Fine Tune the model

In [None]:
!pip install torch transformers datasets scikit-learn

In [None]:
from transformers import BertTokenizer, BertForSequenceClassification

tokenizer = BertTokenizer.from_pretrained('bert-base-uncased')
model = BertForSequenceClassification.from_pretrained("bert-base-uncased", num_labels=2)

In [None]:
import pandas as pd
from datasets import Dataset

spam_csv = "https://github.com/githubmilind/colab-playground/blob/main/dataset/spam.txt?raw=true"

df = pd.read_csv(spam_csv, encoding = "ISO-8859-1", sep=",", on_bad_lines='skip')

In [None]:
df

In [None]:
def tokenize(batch):
  return tokenizer(batch["v2"], padding="max_length", truncation=True)

In [None]:
dataset = Dataset.from_pandas(df)
dataset = dataset.map(tokenize, batched=True)
dataset = dataset.rename_column("v1", "labels")
dataset.set_format("torch", columns=["input_ids", "attention_mask", "labels"])

In [None]:
train_test = dataset.train_test_split(test_size=0.2)
train_dataset = train_test["train"]
val_dataset = train_test["test"]

In [None]:
# fine tune the model
from transformers import Trainer, TrainingArguments

training_args = TrainingArguments(
    output_dir="./spam-bert",
    eval_strategy="epoch",
    save_strategy="epoch",
    learning_rate=2e-5,
    per_device_train_batch_size=16,
    per_device_eval_batch_size=16,
    num_train_epochs=3,
    weight_decay=0.01,
)

trainer = Trainer(
    model=model,
    args=training_args,
    train_dataset=train_dataset,
    eval_dataset=val_dataset,
)

trainer.train()

In [None]:
metrics = trainer.evaluate()
metrics

In [None]:
print(metrics)

§ **Task data**

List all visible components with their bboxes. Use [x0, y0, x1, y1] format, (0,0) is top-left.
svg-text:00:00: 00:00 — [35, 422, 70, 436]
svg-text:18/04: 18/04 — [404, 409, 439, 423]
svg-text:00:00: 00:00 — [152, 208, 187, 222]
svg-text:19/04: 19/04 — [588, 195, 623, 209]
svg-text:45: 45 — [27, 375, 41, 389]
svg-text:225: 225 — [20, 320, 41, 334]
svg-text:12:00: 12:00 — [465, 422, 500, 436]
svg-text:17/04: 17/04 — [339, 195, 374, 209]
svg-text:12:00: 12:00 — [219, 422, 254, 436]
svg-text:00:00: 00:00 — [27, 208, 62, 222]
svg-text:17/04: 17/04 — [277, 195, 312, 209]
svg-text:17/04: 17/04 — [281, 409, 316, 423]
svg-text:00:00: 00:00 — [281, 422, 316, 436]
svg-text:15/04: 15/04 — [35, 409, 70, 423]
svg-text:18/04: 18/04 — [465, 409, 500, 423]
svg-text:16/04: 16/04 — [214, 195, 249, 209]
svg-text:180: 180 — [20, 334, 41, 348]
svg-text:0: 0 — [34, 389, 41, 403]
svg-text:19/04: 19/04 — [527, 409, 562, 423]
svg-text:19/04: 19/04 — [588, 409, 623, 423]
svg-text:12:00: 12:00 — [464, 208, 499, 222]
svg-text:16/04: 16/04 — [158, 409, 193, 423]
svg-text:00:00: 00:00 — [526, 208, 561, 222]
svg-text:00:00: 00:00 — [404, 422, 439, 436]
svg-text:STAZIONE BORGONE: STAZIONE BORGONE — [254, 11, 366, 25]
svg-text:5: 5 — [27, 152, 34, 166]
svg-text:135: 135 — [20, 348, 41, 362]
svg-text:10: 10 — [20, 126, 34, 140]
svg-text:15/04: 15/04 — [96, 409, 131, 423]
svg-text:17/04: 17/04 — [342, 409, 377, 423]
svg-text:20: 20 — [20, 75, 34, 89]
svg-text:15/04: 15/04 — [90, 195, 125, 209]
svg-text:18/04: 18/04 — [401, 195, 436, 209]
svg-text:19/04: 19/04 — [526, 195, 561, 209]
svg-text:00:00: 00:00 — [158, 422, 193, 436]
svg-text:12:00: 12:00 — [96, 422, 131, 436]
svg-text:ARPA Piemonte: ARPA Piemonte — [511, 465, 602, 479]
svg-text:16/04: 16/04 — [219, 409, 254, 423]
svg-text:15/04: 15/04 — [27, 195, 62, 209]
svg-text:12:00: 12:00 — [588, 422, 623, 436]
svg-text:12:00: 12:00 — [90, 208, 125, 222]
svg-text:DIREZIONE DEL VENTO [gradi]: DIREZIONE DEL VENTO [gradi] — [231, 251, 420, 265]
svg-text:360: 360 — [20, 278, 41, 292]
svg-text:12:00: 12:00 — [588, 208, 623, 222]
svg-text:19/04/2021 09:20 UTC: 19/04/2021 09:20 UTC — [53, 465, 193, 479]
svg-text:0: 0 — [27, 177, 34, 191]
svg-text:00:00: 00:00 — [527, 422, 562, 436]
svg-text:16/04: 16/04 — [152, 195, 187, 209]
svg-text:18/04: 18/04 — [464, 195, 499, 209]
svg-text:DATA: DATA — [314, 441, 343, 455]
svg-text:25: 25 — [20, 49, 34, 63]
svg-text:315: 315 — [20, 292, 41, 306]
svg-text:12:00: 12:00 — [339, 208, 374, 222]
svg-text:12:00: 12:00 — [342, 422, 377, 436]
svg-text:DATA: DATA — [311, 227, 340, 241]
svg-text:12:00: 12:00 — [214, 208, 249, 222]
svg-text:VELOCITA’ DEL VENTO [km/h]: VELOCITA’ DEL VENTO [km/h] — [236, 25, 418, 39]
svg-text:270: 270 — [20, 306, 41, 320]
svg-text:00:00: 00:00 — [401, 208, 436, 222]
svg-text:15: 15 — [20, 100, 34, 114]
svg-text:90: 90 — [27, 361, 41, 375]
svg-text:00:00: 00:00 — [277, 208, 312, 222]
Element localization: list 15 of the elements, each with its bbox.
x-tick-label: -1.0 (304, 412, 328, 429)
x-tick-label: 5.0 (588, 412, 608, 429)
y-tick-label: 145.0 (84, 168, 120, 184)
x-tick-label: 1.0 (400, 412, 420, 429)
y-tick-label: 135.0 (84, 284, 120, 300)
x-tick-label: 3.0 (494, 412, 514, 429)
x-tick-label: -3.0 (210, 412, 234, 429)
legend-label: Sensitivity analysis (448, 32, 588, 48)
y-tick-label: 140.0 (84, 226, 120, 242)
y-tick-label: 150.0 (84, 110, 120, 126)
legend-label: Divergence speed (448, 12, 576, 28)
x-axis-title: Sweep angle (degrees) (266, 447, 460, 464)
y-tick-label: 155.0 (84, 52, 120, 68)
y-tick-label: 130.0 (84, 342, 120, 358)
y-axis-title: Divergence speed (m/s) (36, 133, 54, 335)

§ **Short exercise A**
Based on the BERT fine-tuning notebook, say whether each statement agrees with it: (i) the classifier is loaded with two output labels; (ii) the data is split with 30 percent held out for testing; (iii) training runs for three epochs. For each, answer yes or no and quote the deciding words.
§ **Short exercise B**
Copy the records verbatim, from their first line through the line holding "svg-text:15/04: 15/04 — [90, 195, 125, 209]", inclusive.

§ **Output A**
(i) Yes: "num_labels=2"
(ii) No: "test_size=0.2"
(iii) Yes: "num_train_epochs=3"

§ **Output B**
List all visible components with their bboxes. Use [x0, y0, x1, y1] format, (0,0) is top-left.
svg-text:00:00: 00:00 — [35, 422, 70, 436]
svg-text:18/04: 18/04 — [404, 409, 439, 423]
svg-text:00:00: 00:00 — [152, 208, 187, 222]
svg-text:19/04: 19/04 — [588, 195, 623, 209]
svg-text:45: 45 — [27, 375, 41, 389]
svg-text:225: 225 — [20, 320, 41, 334]
svg-text:12:00: 12:00 — [465, 422, 500, 436]
svg-text:17/04: 17/04 — [339, 195, 374, 209]
svg-text:12:00: 12:00 — [219, 422, 254, 436]
svg-text:00:00: 00:00 — [27, 208, 62, 222]
svg-text:17/04: 17/04 — [277, 195, 312, 209]
svg-text:17/04: 17/04 — [281, 409, 316, 423]
svg-text:00:00: 00:00 — [281, 422, 316, 436]
svg-text:15/04: 15/04 — [35, 409, 70, 423]
svg-text:18/04: 18/04 — [465, 409, 500, 423]
svg-text:16/04: 16/04 — [214, 195, 249, 209]
svg-text:180: 180 — [20, 334, 41, 348]
svg-text:0: 0 — [34, 389, 41, 403]
svg-text:19/04: 19/04 — [527, 409, 562, 423]
svg-text:19/04: 19/04 — [588, 409, 623, 423]
svg-text:12:00: 12:00 — [464, 208, 499, 222]
svg-text:16/04: 16/04 — [158, 409, 193, 423]
svg-text:00:00: 00:00 — [526, 208, 561, 222]
svg-text:00:00: 00:00 — [404, 422, 439, 436]
svg-text:STAZIONE BORGONE: STAZIONE BORGONE — [254, 11, 366, 25]
svg-text:5: 5 — [27, 152, 34, 166]
svg-text:135: 135 — [20, 348, 41, 362]
svg-text:10: 10 — [20, 126, 34, 140]
svg-text:15/04: 15/04 — [96, 409, 131, 423]
svg-text:17/04: 17/04 — [342, 409, 377, 423]
svg-text:20: 20 — [20, 75, 34, 89]
svg-text:15/04: 15/04 — [90, 195, 125, 209]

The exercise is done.